→ **Directions**: Below is a block of records. Copy every line in it that contains the word "Continuous".

┌─ Data for the task

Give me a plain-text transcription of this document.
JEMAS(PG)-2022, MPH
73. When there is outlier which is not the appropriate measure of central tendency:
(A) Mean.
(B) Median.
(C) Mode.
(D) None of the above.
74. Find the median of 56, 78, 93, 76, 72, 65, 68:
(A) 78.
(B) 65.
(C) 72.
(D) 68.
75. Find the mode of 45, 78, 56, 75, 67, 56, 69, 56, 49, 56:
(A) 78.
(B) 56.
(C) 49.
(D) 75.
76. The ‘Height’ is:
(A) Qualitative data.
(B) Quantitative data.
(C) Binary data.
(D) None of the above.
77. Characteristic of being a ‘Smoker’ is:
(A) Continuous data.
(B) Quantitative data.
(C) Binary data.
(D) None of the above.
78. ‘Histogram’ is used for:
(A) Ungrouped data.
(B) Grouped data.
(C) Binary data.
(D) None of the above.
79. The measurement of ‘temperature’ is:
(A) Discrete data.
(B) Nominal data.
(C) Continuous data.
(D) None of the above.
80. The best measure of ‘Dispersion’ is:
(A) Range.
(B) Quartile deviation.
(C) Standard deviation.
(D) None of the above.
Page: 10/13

└─
┌─ Data for the task

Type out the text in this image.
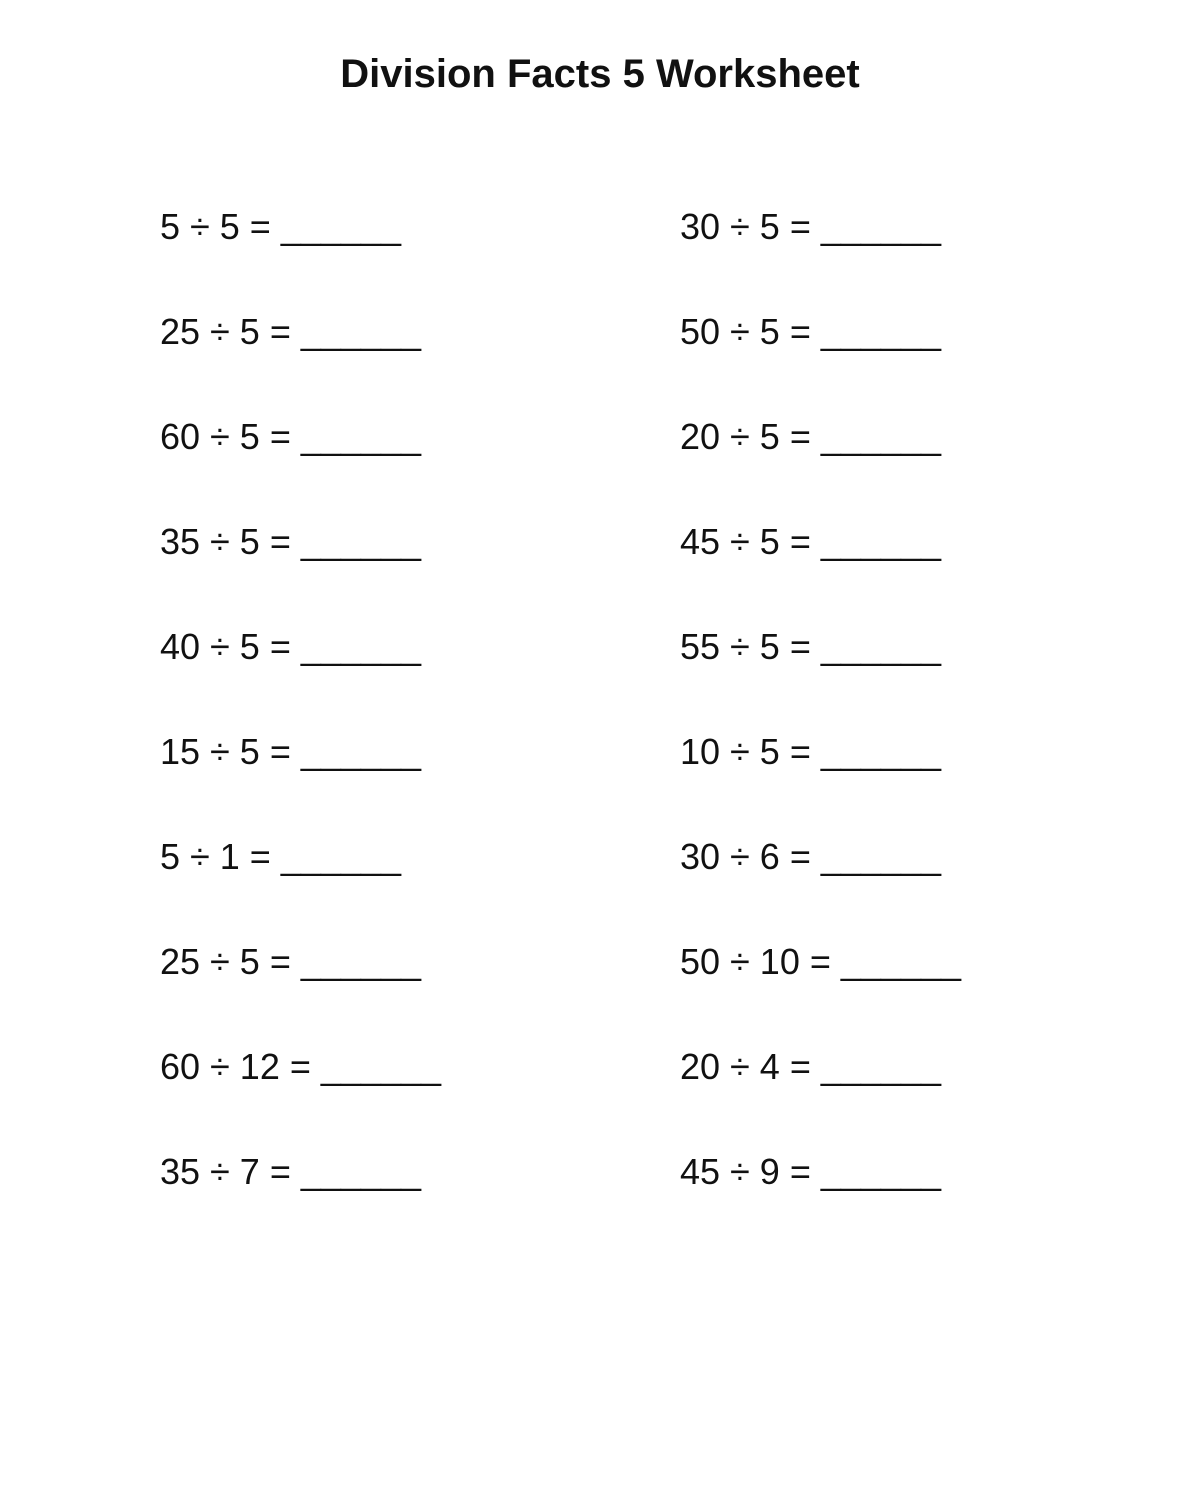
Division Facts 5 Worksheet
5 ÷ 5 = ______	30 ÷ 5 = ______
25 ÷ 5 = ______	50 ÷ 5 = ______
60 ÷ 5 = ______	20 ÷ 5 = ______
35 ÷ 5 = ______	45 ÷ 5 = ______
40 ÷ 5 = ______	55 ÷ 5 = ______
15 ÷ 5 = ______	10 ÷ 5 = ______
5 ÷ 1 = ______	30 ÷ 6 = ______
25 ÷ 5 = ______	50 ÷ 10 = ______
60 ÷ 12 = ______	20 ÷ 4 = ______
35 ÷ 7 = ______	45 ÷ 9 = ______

└─

→ **Expected answer**:
(A) Continuous data.
(C) Continuous data.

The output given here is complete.